### OBJECTIVE
A faithful transcription of all the data is required.

Data extracted from a collection:
━━━━━━━━

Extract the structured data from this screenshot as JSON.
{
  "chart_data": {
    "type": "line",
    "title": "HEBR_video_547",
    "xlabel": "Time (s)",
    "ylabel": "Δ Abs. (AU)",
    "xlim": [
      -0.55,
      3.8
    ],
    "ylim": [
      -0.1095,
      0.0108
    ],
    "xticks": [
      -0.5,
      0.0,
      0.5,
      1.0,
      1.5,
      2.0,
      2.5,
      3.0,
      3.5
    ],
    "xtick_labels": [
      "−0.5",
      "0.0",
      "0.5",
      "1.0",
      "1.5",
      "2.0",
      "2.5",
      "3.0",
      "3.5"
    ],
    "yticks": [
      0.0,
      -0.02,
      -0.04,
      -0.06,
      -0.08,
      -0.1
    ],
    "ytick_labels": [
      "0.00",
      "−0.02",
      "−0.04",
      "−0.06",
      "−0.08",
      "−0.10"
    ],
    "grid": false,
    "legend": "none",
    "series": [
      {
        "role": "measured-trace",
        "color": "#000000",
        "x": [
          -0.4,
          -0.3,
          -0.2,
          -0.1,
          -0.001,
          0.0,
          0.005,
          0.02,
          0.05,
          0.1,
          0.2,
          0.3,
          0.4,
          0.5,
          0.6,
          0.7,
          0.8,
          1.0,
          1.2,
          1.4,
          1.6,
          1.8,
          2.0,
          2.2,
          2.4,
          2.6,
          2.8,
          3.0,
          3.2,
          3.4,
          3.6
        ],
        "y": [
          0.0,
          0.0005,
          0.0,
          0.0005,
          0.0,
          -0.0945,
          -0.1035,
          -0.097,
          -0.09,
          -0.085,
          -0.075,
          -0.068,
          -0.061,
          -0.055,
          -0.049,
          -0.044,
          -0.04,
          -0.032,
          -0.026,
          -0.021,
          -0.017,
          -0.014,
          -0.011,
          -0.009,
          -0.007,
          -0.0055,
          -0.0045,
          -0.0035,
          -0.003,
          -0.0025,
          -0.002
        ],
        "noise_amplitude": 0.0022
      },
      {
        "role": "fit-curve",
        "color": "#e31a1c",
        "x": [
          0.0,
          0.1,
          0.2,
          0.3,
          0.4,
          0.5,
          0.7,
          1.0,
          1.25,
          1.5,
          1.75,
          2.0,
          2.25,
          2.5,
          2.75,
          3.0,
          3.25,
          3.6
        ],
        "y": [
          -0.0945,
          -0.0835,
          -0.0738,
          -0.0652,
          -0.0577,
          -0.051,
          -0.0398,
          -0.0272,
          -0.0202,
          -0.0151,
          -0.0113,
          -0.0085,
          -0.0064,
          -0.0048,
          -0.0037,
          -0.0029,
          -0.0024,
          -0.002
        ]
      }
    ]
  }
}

━━━━━━━━

### WRITTEN ANSWER
Extract the structured data from this screenshot as JSON.
{
  "chart_data": {
    "type": "line",
    "title": "HEBR_video_547",
    "xlabel": "Time (s)",
    "ylabel": "Δ Abs. (AU)",
    "xlim": [
      -0.55,
      3.8
    ],
    "ylim": [
      -0.1095,
      0.0108
    ],
    "xticks": [
      -0.5,
      0.0,
      0.5,
      1.0,
      1.5,
      2.0,
      2.5,
      3.0,
      3.5
    ],
    "xtick_labels": [
      "−0.5",
      "0.0",
      "0.5",
      "1.0",
      "1.5",
      "2.0",
      "2.5",
      "3.0",
      "3.5"
    ],
    "yticks": [
      0.0,
      -0.02,
      -0.04,
      -0.06,
      -0.08,
      -0.1
    ],
    "ytick_labels": [
      "0.00",
      "−0.02",
      "−0.04",
      "−0.06",
      "−0.08",
      "−0.10"
    ],
    "grid": false,
    "legend": "none",
    "series": [
      {
        "role": "measured-trace",
        "color": "#000000",
        "x": [
          -0.4,
          -0.3,
          -0.2,
          -0.1,
          -0.001,
          0.0,
          0.005,
          0.02,
          0.05,
          0.1,
          0.2,
          0.3,
          0.4,
          0.5,
          0.6,
          0.7,
          0.8,
          1.0,
          1.2,
          1.4,
          1.6,
          1.8,
          2.0,
          2.2,
          2.4,
          2.6,
          2.8,
          3.0,
          3.2,
          3.4,
          3.6
        ],
        "y": [
          0.0,
          0.0005,
          0.0,
          0.0005,
          0.0,
          -0.0945,
          -0.1035,
          -0.097,
          -0.09,
          -0.085,
          -0.075,
          -0.068,
          -0.061,
          -0.055,
          -0.049,
          -0.044,
          -0.04,
          -0.032,
          -0.026,
          -0.021,
          -0.017,
          -0.014,
          -0.011,
          -0.009,
          -0.007,
          -0.0055,
          -0.0045,
          -0.0035,
          -0.003,
          -0.0025,
          -0.002
        ],
        "noise_amplitude": 0.0022
      },
      {
        "role": "fit-curve",
        "color": "#e31a1c",
        "x": [
          0.0,
          0.1,
          0.2,
          0.3,
          0.4,
          0.5,
          0.7,
          1.0,
          1.25,
          1.5,
          1.75,
          2.0,
          2.25,
          2.5,
          2.75,
          3.0,
          3.25,
          3.6
        ],
        "y": [
          -0.0945,
          -0.0835,
          -0.0738,
          -0.0652,
          -0.0577,
          -0.051,
          -0.0398,
          -0.0272,
          -0.0202,
          -0.0151,
          -0.0113,
          -0.0085,
          -0.0064,
          -0.0048,
          -0.0037,
          -0.0029,
          -0.0024,
          -0.002
        ]
      }
    ]
  }
}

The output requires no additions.